- [Supplied material]

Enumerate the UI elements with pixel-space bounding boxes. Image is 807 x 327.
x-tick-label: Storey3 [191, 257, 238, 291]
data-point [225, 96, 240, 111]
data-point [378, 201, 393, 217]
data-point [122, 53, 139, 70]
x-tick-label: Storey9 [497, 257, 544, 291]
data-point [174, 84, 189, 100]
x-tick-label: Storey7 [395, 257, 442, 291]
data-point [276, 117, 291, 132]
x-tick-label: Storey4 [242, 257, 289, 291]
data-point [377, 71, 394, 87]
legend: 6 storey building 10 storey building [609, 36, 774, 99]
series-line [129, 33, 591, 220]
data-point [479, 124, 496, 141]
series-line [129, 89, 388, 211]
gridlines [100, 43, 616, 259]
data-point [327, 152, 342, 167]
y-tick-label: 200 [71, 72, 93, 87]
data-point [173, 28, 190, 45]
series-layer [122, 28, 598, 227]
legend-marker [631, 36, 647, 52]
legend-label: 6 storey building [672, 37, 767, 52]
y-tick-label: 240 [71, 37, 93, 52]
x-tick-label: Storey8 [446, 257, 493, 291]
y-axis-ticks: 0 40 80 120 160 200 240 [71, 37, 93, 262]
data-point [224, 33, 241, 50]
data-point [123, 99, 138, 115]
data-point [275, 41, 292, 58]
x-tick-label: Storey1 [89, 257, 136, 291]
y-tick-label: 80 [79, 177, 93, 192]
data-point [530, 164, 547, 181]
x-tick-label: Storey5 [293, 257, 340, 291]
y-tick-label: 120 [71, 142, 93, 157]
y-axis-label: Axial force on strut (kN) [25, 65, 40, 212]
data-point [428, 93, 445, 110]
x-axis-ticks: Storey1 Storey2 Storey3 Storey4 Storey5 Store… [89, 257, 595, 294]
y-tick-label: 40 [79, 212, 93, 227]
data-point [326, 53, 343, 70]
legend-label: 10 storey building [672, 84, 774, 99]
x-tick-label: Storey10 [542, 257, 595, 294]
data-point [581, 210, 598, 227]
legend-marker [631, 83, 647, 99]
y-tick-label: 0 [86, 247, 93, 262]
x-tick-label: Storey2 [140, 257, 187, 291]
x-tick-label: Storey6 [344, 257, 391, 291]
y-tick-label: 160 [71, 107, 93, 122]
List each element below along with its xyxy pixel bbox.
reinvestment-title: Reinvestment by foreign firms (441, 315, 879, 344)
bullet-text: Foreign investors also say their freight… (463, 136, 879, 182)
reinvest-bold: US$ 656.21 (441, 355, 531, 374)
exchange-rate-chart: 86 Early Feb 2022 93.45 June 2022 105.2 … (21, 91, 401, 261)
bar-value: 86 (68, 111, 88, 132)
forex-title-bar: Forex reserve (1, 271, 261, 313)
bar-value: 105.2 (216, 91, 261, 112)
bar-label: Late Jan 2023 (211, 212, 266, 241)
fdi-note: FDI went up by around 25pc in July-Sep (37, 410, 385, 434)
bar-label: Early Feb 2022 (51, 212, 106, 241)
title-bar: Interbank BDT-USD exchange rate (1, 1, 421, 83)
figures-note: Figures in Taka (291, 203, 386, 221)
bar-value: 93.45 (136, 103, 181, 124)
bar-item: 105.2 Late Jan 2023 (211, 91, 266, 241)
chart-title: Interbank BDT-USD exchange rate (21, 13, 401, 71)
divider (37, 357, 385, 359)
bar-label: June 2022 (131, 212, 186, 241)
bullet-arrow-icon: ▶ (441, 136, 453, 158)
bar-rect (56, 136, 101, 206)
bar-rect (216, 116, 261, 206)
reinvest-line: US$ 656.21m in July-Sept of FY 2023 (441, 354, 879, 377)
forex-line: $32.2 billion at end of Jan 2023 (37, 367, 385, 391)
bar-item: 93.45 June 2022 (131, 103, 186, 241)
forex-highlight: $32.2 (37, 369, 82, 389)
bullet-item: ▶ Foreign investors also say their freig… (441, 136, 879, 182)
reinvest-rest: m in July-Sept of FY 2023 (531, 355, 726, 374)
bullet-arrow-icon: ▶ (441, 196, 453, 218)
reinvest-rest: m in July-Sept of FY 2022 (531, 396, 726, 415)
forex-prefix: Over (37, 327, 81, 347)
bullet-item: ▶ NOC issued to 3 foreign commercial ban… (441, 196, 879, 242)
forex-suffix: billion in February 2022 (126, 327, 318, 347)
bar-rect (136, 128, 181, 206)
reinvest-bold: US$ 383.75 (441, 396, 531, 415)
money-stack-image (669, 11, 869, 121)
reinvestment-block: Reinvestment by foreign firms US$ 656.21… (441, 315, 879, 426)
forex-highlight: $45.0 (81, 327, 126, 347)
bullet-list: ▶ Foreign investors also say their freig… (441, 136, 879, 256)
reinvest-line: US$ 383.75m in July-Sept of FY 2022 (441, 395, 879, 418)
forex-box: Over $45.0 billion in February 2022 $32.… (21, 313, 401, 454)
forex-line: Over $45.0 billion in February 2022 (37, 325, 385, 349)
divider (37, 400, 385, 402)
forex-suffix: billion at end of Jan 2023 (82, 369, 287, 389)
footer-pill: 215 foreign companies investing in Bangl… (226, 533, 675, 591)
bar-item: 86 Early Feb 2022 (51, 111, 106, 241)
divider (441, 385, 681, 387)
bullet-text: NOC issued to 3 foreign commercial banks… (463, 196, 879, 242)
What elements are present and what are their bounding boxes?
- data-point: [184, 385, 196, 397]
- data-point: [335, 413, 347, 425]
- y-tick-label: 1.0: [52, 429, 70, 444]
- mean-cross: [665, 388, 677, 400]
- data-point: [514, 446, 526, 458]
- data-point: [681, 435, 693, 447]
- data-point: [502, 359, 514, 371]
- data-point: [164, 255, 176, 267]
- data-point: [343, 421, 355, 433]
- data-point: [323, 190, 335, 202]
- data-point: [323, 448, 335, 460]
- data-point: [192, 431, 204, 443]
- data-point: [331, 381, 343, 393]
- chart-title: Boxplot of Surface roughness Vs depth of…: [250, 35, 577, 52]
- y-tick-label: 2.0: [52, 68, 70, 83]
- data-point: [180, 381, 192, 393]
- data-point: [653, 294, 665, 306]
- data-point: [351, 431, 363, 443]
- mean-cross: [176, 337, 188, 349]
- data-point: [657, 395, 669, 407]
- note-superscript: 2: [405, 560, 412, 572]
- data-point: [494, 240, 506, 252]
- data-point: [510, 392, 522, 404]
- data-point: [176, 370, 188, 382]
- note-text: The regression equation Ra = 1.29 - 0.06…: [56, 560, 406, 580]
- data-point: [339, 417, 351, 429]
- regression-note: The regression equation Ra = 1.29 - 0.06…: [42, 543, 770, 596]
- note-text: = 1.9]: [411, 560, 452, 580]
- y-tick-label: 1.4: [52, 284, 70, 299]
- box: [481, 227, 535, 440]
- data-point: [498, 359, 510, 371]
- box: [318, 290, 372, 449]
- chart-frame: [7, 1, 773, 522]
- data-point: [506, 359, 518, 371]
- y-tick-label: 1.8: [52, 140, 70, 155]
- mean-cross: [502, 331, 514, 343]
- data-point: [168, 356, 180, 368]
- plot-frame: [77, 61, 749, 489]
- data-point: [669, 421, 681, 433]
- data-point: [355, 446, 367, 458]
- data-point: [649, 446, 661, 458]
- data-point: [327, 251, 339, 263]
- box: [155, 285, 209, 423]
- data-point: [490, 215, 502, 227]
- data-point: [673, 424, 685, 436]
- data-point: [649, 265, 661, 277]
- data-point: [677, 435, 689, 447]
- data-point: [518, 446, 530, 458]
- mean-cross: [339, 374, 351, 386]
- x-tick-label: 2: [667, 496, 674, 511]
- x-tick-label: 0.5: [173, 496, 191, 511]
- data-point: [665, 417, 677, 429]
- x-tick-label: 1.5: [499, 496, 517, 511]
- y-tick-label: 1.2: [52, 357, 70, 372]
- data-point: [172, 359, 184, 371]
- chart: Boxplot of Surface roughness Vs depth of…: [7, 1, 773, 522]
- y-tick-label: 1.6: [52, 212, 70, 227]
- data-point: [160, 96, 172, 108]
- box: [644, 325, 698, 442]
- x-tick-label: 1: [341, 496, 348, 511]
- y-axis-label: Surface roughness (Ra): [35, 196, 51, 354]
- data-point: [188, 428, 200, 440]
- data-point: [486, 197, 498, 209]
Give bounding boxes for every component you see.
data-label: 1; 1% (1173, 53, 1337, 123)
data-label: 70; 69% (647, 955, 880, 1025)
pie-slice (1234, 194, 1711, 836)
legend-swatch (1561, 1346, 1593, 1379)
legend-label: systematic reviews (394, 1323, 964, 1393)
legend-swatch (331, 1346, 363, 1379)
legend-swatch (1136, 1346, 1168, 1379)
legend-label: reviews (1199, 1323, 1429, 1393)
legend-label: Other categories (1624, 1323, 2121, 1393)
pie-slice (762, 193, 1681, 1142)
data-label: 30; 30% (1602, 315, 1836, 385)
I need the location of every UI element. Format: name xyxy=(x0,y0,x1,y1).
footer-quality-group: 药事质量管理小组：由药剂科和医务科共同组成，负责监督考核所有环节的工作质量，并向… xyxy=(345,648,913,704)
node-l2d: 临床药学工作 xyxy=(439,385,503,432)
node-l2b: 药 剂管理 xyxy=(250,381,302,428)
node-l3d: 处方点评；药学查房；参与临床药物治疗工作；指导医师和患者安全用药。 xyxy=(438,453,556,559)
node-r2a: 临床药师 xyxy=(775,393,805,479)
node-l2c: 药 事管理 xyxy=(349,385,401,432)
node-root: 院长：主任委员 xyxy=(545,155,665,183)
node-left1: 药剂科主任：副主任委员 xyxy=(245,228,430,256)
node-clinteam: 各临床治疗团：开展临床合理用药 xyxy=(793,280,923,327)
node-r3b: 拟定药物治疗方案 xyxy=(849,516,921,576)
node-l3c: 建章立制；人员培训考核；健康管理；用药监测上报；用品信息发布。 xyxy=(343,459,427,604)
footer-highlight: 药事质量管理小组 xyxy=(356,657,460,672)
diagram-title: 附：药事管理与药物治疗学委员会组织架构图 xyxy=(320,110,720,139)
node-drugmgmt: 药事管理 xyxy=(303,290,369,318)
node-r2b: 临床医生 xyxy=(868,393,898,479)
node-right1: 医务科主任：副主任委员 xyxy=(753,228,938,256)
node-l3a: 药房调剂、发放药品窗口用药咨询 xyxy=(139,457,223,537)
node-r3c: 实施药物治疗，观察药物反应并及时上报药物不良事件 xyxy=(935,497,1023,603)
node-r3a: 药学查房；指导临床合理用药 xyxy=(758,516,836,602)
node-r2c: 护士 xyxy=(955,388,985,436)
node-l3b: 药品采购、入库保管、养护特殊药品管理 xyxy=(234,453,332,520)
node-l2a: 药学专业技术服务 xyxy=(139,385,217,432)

- [What you have to do]
Find each line in the entries above that contains the string "药事质量管理小组" and copy those lines.

- [Output for this task]
footer-quality-group: 药事质量管理小组：由药剂科和医务科共同组成，负责监督考核所有环节的工作质量，并向… xyxy=(345,648,913,704)
footer-highlight: 药事质量管理小组 xyxy=(356,657,460,672)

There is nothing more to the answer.